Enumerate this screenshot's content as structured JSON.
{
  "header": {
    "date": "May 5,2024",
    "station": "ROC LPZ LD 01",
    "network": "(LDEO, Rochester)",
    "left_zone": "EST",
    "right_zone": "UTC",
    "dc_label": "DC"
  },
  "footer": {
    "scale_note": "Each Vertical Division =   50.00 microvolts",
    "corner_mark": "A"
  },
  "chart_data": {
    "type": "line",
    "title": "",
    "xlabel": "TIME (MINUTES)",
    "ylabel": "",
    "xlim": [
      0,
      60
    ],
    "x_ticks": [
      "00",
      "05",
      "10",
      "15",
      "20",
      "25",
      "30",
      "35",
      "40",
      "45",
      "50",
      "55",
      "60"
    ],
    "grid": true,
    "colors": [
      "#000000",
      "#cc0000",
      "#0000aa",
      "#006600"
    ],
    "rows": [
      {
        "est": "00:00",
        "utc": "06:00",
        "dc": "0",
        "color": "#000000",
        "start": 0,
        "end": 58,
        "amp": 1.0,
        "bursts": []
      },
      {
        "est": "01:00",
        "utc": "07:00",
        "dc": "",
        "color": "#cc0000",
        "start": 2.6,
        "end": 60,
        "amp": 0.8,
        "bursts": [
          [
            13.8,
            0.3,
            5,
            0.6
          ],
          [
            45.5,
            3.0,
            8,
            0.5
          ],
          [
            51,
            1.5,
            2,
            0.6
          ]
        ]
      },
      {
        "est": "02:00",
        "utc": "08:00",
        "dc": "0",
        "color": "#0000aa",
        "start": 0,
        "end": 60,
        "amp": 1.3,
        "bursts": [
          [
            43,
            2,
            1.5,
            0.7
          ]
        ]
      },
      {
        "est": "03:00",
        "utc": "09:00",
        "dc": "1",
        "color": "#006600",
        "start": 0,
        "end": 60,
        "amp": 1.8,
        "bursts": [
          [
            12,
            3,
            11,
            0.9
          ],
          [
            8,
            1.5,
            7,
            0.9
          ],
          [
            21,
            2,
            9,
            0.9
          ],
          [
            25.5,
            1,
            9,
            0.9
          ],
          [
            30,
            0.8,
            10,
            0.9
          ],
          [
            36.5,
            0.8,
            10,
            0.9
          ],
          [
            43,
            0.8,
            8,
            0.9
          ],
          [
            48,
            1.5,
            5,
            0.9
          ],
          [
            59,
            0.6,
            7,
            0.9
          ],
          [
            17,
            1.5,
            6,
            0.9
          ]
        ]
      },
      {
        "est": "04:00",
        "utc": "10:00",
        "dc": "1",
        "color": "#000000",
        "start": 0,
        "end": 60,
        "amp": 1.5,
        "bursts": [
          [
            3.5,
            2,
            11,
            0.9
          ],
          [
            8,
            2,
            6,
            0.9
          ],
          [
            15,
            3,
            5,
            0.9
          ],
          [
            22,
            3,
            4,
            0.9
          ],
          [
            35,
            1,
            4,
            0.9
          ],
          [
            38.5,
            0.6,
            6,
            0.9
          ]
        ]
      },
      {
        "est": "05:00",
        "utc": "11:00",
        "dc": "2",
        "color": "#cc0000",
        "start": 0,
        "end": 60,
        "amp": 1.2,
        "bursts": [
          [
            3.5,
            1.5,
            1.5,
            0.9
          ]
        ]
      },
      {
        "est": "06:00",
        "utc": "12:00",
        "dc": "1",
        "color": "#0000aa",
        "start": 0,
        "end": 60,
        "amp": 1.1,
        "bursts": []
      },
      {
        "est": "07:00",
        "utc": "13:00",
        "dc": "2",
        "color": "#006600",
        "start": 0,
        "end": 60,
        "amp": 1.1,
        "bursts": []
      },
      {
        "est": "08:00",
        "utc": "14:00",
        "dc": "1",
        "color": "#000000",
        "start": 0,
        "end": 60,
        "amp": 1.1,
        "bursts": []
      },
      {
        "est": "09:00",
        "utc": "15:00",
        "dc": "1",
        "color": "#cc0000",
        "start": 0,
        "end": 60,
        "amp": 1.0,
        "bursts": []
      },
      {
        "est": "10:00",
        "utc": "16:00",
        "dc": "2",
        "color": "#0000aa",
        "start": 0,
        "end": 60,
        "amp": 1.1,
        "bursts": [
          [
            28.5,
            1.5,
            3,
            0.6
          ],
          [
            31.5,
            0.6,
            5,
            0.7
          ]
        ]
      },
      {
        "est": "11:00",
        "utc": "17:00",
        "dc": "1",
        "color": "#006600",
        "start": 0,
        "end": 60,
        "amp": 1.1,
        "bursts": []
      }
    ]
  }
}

_GIVEN TASK_: Repeat each record exactly, leaving nothing out.

_ANSWER TO THE TASK_:
Enumerate this screenshot's content as structured JSON.
{
  "header": {
    "date": "May 5,2024",
    "station": "ROC LPZ LD 01",
    "network": "(LDEO, Rochester)",
    "left_zone": "EST",
    "right_zone": "UTC",
    "dc_label": "DC"
  },
  "footer": {
    "scale_note": "Each Vertical Division =   50.00 microvolts",
    "corner_mark": "A"
  },
  "chart_data": {
    "type": "line",
    "title": "",
    "xlabel": "TIME (MINUTES)",
    "ylabel": "",
    "xlim": [
      0,
      60
    ],
    "x_ticks": [
      "00",
      "05",
      "10",
      "15",
      "20",
      "25",
      "30",
      "35",
      "40",
      "45",
      "50",
      "55",
      "60"
    ],
    "grid": true,
    "colors": [
      "#000000",
      "#cc0000",
      "#0000aa",
      "#006600"
    ],
    "rows": [
      {
        "est": "00:00",
        "utc": "06:00",
        "dc": "0",
        "color": "#000000",
        "start": 0,
        "end": 58,
        "amp": 1.0,
        "bursts": []
      },
      {
        "est": "01:00",
        "utc": "07:00",
        "dc": "",
        "color": "#cc0000",
        "start": 2.6,
        "end": 60,
        "amp": 0.8,
        "bursts": [
          [
            13.8,
            0.3,
            5,
            0.6
          ],
          [
            45.5,
            3.0,
            8,
            0.5
          ],
          [
            51,
            1.5,
            2,
            0.6
          ]
        ]
      },
      {
        "est": "02:00",
        "utc": "08:00",
        "dc": "0",
        "color": "#0000aa",
        "start": 0,
        "end": 60,
        "amp": 1.3,
        "bursts": [
          [
            43,
            2,
            1.5,
            0.7
          ]
        ]
      },
      {
        "est": "03:00",
        "utc": "09:00",
        "dc": "1",
        "color": "#006600",
        "start": 0,
        "end": 60,
        "amp": 1.8,
        "bursts": [
          [
            12,
            3,
            11,
            0.9
          ],
          [
            8,
            1.5,
            7,
            0.9
          ],
          [
            21,
            2,
            9,
            0.9
          ],
          [
            25.5,
            1,
            9,
            0.9
          ],
          [
            30,
            0.8,
            10,
            0.9
          ],
          [
            36.5,
            0.8,
            10,
            0.9
          ],
          [
            43,
            0.8,
            8,
            0.9
          ],
          [
            48,
            1.5,
            5,
            0.9
          ],
          [
            59,
            0.6,
            7,
            0.9
          ],
          [
            17,
            1.5,
            6,
            0.9
          ]
        ]
      },
      {
        "est": "04:00",
        "utc": "10:00",
        "dc": "1",
        "color": "#000000",
        "start": 0,
        "end": 60,
        "amp": 1.5,
        "bursts": [
          [
            3.5,
            2,
            11,
            0.9
          ],
          [
            8,
            2,
            6,
            0.9
          ],
          [
            15,
            3,
            5,
            0.9
          ],
          [
            22,
            3,
            4,
            0.9
          ],
          [
            35,
            1,
            4,
            0.9
          ],
          [
            38.5,
            0.6,
            6,
            0.9
          ]
        ]
      },
      {
        "est": "05:00",
        "utc": "11:00",
        "dc": "2",
        "color": "#cc0000",
        "start": 0,
        "end": 60,
        "amp": 1.2,
        "bursts": [
          [
            3.5,
            1.5,
            1.5,
            0.9
          ]
        ]
      },
      {
        "est": "06:00",
        "utc": "12:00",
        "dc": "1",
        "color": "#0000aa",
        "start": 0,
        "end": 60,
        "amp": 1.1,
        "bursts": []
      },
      {
        "est": "07:00",
        "utc": "13:00",
        "dc": "2",
        "color": "#006600",
        "start": 0,
        "end": 60,
        "amp": 1.1,
        "bursts": []
      },
      {
        "est": "08:00",
        "utc": "14:00",
        "dc": "1",
        "color": "#000000",
        "start": 0,
        "end": 60,
        "amp": 1.1,
        "bursts": []
      },
      {
        "est": "09:00",
        "utc": "15:00",
        "dc": "1",
        "color": "#cc0000",
        "start": 0,
        "end": 60,
        "amp": 1.0,
        "bursts": []
      },
      {
        "est": "10:00",
        "utc": "16:00",
        "dc": "2",
        "color": "#0000aa",
        "start": 0,
        "end": 60,
        "amp": 1.1,
        "bursts": [
          [
            28.5,
            1.5,
            3,
            0.6
          ],
          [
            31.5,
            0.6,
            5,
            0.7
          ]
        ]
      },
      {
        "est": "11:00",
        "utc": "17:00",
        "dc": "1",
        "color": "#006600",
        "start": 0,
        "end": 60,
        "amp": 1.1,
        "bursts": []
      }
    ]
  }
}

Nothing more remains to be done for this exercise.